START DATASET ENTRIES
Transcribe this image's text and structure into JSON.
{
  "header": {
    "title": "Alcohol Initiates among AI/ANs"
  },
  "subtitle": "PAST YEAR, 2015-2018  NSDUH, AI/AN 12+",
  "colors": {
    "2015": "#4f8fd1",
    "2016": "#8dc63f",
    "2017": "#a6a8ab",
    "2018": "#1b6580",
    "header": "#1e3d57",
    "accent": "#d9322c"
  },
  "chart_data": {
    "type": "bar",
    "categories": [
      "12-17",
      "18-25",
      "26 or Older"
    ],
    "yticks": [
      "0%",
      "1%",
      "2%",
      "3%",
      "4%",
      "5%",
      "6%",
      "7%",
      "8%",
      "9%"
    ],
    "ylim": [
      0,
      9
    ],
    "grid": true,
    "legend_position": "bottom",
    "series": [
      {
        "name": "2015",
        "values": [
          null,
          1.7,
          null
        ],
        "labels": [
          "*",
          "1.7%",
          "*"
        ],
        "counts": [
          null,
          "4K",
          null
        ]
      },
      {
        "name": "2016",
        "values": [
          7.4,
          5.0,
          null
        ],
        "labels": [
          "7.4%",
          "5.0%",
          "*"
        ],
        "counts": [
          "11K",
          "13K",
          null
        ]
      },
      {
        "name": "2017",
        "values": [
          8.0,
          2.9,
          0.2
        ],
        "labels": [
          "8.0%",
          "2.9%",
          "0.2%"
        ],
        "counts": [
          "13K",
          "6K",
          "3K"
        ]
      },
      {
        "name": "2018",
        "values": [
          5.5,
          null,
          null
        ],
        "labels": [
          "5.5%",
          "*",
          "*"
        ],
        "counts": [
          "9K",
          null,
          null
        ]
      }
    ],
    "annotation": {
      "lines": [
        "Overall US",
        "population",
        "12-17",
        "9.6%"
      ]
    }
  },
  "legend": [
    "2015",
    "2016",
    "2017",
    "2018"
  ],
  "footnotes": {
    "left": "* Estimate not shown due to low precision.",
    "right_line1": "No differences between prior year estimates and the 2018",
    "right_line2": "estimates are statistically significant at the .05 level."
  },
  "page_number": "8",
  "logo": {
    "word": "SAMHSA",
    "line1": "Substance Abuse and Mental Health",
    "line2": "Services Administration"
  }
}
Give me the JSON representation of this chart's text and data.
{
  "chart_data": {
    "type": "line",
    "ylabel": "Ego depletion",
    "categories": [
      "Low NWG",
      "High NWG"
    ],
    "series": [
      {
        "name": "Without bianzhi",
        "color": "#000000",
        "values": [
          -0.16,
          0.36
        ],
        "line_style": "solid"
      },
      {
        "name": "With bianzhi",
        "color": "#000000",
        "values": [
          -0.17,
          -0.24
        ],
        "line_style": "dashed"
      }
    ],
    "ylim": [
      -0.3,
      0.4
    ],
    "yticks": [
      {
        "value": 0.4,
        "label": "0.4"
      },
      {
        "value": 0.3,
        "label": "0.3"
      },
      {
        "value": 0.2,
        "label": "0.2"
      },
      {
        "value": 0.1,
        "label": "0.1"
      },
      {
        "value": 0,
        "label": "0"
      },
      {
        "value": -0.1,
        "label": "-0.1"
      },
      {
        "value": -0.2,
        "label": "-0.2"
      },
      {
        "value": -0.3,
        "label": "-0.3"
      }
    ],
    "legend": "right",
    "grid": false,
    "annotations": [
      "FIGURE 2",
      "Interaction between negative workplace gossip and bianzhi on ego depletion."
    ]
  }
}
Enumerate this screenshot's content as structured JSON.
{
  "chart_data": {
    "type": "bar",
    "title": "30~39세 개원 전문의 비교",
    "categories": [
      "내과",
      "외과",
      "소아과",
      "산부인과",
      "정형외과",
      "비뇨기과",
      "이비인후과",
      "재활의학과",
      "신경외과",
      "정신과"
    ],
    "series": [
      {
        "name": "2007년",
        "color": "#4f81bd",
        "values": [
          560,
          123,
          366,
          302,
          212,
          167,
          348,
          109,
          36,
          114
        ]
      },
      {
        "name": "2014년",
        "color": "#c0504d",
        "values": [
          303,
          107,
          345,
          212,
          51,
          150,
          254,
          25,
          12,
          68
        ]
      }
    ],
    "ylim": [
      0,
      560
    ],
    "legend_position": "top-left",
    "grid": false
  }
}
END DATASET ENTRIES
▸ **REQUEST**
Set down, word for word, only the lines running from the line with "Enumerate this screenshot's" to the last line of the listing above. Both of those lines belong in your answer.

▸ **REPLY TO THE TASK**
Enumerate this screenshot's content as structured JSON.
{
  "chart_data": {
    "type": "bar",
    "title": "30~39세 개원 전문의 비교",
    "categories": [
      "내과",
      "외과",
      "소아과",
      "산부인과",
      "정형외과",
      "비뇨기과",
      "이비인후과",
      "재활의학과",
      "신경외과",
      "정신과"
    ],
    "series": [
      {
        "name": "2007년",
        "color": "#4f81bd",
        "values": [
          560,
          123,
          366,
          302,
          212,
          167,
          348,
          109,
          36,
          114
        ]
      },
      {
        "name": "2014년",
        "color": "#c0504d",
        "values": [
          303,
          107,
          345,
          212,
          51,
          150,
          254,
          25,
          12,
          68
        ]
      }
    ],
    "ylim": [
      0,
      560
    ],
    "legend_position": "top-left",
    "grid": false
  }
}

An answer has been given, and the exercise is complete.